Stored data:
□ □ □ □

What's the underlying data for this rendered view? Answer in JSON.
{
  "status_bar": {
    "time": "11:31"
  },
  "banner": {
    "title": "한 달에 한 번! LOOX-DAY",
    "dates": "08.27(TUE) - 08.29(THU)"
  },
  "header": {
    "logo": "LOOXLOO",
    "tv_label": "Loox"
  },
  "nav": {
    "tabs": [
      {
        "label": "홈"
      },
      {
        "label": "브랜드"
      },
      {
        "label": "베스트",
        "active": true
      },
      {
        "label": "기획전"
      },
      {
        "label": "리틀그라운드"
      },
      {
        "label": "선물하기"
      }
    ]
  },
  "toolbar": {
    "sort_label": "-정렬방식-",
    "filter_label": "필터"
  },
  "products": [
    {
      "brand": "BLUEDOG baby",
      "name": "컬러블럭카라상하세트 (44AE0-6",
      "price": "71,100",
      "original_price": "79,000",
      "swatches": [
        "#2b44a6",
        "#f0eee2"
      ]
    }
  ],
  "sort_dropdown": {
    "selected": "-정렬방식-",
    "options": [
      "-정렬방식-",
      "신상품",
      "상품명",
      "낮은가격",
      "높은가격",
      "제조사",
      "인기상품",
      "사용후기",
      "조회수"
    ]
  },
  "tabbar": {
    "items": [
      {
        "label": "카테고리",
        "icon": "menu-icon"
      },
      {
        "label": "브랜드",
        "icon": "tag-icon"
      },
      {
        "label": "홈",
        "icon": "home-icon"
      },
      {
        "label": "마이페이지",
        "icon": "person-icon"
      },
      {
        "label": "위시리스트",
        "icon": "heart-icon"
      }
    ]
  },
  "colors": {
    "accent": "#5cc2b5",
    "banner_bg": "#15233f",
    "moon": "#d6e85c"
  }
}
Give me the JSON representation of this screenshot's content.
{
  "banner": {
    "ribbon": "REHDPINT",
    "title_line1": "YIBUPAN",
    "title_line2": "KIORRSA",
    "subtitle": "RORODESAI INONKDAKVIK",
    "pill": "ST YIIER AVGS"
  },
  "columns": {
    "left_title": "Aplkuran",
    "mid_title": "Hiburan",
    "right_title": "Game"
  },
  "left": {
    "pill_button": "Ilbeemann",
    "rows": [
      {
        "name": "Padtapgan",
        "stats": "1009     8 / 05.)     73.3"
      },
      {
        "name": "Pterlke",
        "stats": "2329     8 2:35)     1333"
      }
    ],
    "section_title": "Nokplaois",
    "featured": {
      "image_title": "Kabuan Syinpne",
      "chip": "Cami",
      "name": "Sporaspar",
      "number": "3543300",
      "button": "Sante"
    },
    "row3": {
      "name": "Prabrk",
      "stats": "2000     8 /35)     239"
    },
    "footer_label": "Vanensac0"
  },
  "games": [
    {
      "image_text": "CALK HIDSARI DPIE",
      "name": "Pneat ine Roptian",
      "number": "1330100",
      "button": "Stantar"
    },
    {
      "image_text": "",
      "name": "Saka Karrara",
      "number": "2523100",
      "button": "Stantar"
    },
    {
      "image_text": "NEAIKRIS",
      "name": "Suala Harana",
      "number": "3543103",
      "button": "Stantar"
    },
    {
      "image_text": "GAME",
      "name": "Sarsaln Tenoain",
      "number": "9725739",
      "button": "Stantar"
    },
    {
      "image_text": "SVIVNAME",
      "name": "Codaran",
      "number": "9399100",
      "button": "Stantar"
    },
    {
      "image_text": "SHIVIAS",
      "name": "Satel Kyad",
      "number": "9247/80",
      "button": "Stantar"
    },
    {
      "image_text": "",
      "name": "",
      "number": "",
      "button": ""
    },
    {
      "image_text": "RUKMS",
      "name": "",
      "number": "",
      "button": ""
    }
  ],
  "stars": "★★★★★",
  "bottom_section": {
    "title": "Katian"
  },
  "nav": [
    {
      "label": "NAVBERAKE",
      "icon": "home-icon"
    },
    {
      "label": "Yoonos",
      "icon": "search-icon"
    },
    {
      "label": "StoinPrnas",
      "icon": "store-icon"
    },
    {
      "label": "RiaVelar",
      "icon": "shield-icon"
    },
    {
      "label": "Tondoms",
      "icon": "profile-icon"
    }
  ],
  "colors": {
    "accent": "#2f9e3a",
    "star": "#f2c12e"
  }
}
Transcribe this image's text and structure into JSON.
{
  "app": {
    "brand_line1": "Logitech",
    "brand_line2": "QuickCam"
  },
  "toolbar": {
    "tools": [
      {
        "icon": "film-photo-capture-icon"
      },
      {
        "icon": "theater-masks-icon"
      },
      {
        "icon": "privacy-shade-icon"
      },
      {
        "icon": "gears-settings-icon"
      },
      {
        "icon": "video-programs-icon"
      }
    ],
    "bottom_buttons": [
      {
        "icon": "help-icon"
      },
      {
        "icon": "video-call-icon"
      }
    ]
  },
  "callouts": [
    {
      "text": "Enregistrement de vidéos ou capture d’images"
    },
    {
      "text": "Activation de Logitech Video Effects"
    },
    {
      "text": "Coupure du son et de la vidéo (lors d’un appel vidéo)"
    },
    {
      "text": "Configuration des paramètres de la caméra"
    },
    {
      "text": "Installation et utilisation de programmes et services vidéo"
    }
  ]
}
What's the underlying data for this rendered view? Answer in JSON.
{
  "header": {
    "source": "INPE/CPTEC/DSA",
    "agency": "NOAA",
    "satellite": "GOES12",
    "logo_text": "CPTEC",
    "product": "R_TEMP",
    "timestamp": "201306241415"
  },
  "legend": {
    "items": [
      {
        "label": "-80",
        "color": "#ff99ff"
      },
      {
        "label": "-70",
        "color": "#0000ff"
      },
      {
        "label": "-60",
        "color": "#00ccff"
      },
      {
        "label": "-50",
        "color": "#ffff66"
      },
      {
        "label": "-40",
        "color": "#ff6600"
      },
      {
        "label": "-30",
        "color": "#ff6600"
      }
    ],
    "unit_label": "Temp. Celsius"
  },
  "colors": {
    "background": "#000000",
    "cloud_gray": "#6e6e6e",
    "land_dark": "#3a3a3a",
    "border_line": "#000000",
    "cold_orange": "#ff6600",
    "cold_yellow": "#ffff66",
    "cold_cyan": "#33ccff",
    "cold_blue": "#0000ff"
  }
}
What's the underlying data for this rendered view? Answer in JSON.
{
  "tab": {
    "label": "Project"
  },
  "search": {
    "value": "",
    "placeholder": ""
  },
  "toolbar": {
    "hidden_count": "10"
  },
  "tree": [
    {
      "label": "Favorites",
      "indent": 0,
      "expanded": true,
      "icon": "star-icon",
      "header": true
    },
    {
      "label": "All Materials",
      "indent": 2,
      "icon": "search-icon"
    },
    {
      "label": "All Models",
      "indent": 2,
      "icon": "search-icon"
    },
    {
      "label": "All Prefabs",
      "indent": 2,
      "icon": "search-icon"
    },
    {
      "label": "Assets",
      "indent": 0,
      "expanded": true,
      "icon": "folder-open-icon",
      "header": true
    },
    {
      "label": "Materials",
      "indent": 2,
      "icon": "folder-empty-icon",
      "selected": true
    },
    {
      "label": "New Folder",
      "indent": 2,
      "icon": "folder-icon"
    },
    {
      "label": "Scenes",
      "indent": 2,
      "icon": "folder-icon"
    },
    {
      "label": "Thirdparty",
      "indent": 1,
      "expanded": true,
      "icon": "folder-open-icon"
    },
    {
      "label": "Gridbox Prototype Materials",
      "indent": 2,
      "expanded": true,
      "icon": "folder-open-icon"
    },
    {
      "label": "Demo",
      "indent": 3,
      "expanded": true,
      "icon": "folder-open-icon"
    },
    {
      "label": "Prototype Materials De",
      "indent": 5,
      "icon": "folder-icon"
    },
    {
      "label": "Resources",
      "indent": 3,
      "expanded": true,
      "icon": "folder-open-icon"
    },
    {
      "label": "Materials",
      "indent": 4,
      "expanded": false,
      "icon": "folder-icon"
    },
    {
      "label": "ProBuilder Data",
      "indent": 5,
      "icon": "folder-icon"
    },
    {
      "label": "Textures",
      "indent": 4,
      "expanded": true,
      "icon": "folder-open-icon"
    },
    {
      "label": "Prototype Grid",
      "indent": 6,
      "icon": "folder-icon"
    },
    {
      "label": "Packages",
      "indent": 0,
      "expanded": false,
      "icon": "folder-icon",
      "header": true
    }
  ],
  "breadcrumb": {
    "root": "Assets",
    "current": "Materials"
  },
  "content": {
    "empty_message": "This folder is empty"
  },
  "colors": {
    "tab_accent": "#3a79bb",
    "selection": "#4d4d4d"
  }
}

□ □ □ □

§ **Requirement**: List every line in the records above that contains the word "CPTEC".

§ **Response to the task**:
    "source": "INPE/CPTEC/DSA",
    "logo_text": "CPTEC",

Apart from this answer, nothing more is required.